[START Records for the task]

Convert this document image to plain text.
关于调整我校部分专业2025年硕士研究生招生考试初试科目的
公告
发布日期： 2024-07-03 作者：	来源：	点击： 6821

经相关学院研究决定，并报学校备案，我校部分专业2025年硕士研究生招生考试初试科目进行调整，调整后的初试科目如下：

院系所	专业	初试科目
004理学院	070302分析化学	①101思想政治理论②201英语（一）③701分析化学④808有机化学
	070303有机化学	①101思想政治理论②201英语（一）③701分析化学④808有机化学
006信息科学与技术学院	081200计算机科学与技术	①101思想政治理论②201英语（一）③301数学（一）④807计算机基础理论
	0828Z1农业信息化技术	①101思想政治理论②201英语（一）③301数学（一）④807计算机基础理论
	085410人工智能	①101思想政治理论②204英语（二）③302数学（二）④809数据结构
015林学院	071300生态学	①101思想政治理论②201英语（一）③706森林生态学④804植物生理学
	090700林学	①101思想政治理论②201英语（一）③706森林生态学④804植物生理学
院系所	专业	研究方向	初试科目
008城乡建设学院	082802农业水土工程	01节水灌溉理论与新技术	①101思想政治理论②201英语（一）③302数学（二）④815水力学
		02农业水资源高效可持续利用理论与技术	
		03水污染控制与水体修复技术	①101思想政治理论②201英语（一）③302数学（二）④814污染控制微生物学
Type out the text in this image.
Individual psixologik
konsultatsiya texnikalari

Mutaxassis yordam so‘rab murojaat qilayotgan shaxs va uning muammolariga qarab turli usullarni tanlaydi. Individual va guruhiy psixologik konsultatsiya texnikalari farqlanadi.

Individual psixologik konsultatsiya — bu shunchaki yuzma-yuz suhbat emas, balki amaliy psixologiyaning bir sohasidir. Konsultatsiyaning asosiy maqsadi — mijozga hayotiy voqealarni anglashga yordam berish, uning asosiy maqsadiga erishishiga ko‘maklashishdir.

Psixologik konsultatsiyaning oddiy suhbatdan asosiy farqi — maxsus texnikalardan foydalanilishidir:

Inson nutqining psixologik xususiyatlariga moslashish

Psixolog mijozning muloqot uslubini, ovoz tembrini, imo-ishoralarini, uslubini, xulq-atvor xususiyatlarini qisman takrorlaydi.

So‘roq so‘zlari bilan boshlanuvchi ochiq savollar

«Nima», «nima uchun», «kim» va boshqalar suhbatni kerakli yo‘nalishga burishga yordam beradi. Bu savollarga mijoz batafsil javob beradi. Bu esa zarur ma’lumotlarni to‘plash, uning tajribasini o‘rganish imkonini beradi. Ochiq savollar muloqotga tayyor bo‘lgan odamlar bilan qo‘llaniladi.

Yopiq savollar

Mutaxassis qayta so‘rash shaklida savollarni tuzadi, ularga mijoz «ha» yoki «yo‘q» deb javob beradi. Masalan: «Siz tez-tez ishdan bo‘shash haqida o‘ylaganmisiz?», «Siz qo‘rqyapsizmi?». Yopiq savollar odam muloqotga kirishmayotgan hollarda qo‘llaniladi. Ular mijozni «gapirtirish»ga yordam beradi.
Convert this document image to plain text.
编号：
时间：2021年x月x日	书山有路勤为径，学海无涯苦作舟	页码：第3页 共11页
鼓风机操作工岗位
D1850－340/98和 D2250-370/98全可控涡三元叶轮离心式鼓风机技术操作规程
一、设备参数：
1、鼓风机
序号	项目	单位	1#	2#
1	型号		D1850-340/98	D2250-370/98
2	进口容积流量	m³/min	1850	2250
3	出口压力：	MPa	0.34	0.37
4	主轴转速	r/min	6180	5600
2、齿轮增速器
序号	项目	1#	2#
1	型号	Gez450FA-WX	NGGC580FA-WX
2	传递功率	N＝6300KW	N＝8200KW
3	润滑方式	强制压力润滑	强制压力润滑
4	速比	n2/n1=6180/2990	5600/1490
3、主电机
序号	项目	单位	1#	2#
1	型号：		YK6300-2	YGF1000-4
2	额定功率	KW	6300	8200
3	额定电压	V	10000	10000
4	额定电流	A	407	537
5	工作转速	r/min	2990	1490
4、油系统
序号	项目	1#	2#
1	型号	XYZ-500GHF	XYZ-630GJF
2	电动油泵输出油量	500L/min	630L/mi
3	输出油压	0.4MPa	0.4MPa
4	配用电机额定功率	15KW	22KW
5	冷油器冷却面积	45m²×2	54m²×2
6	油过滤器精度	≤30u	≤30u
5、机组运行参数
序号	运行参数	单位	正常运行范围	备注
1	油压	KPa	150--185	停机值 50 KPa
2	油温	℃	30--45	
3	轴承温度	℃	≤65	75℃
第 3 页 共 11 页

[END Records for the task]

▸ Objective
Please restate the whole listing word for word.

▸ Complete response
Convert this document image to plain text.
关于调整我校部分专业2025年硕士研究生招生考试初试科目的
公告
发布日期： 2024-07-03 作者：	来源：	点击： 6821

经相关学院研究决定，并报学校备案，我校部分专业2025年硕士研究生招生考试初试科目进行调整，调整后的初试科目如下：

院系所	专业	初试科目
004理学院	070302分析化学	①101思想政治理论②201英语（一）③701分析化学④808有机化学
	070303有机化学	①101思想政治理论②201英语（一）③701分析化学④808有机化学
006信息科学与技术学院	081200计算机科学与技术	①101思想政治理论②201英语（一）③301数学（一）④807计算机基础理论
	0828Z1农业信息化技术	①101思想政治理论②201英语（一）③301数学（一）④807计算机基础理论
	085410人工智能	①101思想政治理论②204英语（二）③302数学（二）④809数据结构
015林学院	071300生态学	①101思想政治理论②201英语（一）③706森林生态学④804植物生理学
	090700林学	①101思想政治理论②201英语（一）③706森林生态学④804植物生理学
院系所	专业	研究方向	初试科目
008城乡建设学院	082802农业水土工程	01节水灌溉理论与新技术	①101思想政治理论②201英语（一）③302数学（二）④815水力学
		02农业水资源高效可持续利用理论与技术	
		03水污染控制与水体修复技术	①101思想政治理论②201英语（一）③302数学（二）④814污染控制微生物学
Type out the text in this image.
Individual psixologik
konsultatsiya texnikalari

Mutaxassis yordam so‘rab murojaat qilayotgan shaxs va uning muammolariga qarab turli usullarni tanlaydi. Individual va guruhiy psixologik konsultatsiya texnikalari farqlanadi.

Individual psixologik konsultatsiya — bu shunchaki yuzma-yuz suhbat emas, balki amaliy psixologiyaning bir sohasidir. Konsultatsiyaning asosiy maqsadi — mijozga hayotiy voqealarni anglashga yordam berish, uning asosiy maqsadiga erishishiga ko‘maklashishdir.

Psixologik konsultatsiyaning oddiy suhbatdan asosiy farqi — maxsus texnikalardan foydalanilishidir:

Inson nutqining psixologik xususiyatlariga moslashish

Psixolog mijozning muloqot uslubini, ovoz tembrini, imo-ishoralarini, uslubini, xulq-atvor xususiyatlarini qisman takrorlaydi.

So‘roq so‘zlari bilan boshlanuvchi ochiq savollar

«Nima», «nima uchun», «kim» va boshqalar suhbatni kerakli yo‘nalishga burishga yordam beradi. Bu savollarga mijoz batafsil javob beradi. Bu esa zarur ma’lumotlarni to‘plash, uning tajribasini o‘rganish imkonini beradi. Ochiq savollar muloqotga tayyor bo‘lgan odamlar bilan qo‘llaniladi.

Yopiq savollar

Mutaxassis qayta so‘rash shaklida savollarni tuzadi, ularga mijoz «ha» yoki «yo‘q» deb javob beradi. Masalan: «Siz tez-tez ishdan bo‘shash haqida o‘ylaganmisiz?», «Siz qo‘rqyapsizmi?». Yopiq savollar odam muloqotga kirishmayotgan hollarda qo‘llaniladi. Ular mijozni «gapirtirish»ga yordam beradi.
Convert this document image to plain text.
编号：
时间：2021年x月x日	书山有路勤为径，学海无涯苦作舟	页码：第3页 共11页
鼓风机操作工岗位
D1850－340/98和 D2250-370/98全可控涡三元叶轮离心式鼓风机技术操作规程
一、设备参数：
1、鼓风机
序号	项目	单位	1#	2#
1	型号		D1850-340/98	D2250-370/98
2	进口容积流量	m³/min	1850	2250
3	出口压力：	MPa	0.34	0.37
4	主轴转速	r/min	6180	5600
2、齿轮增速器
序号	项目	1#	2#
1	型号	Gez450FA-WX	NGGC580FA-WX
2	传递功率	N＝6300KW	N＝8200KW
3	润滑方式	强制压力润滑	强制压力润滑
4	速比	n2/n1=6180/2990	5600/1490
3、主电机
序号	项目	单位	1#	2#
1	型号：		YK6300-2	YGF1000-4
2	额定功率	KW	6300	8200
3	额定电压	V	10000	10000
4	额定电流	A	407	537
5	工作转速	r/min	2990	1490
4、油系统
序号	项目	1#	2#
1	型号	XYZ-500GHF	XYZ-630GJF
2	电动油泵输出油量	500L/min	630L/mi
3	输出油压	0.4MPa	0.4MPa
4	配用电机额定功率	15KW	22KW
5	冷油器冷却面积	45m²×2	54m²×2
6	油过滤器精度	≤30u	≤30u
5、机组运行参数
序号	运行参数	单位	正常运行范围	备注
1	油压	KPa	150--185	停机值 50 KPa
2	油温	℃	30--45	
3	轴承温度	℃	≤65	75℃
第 3 页 共 11 页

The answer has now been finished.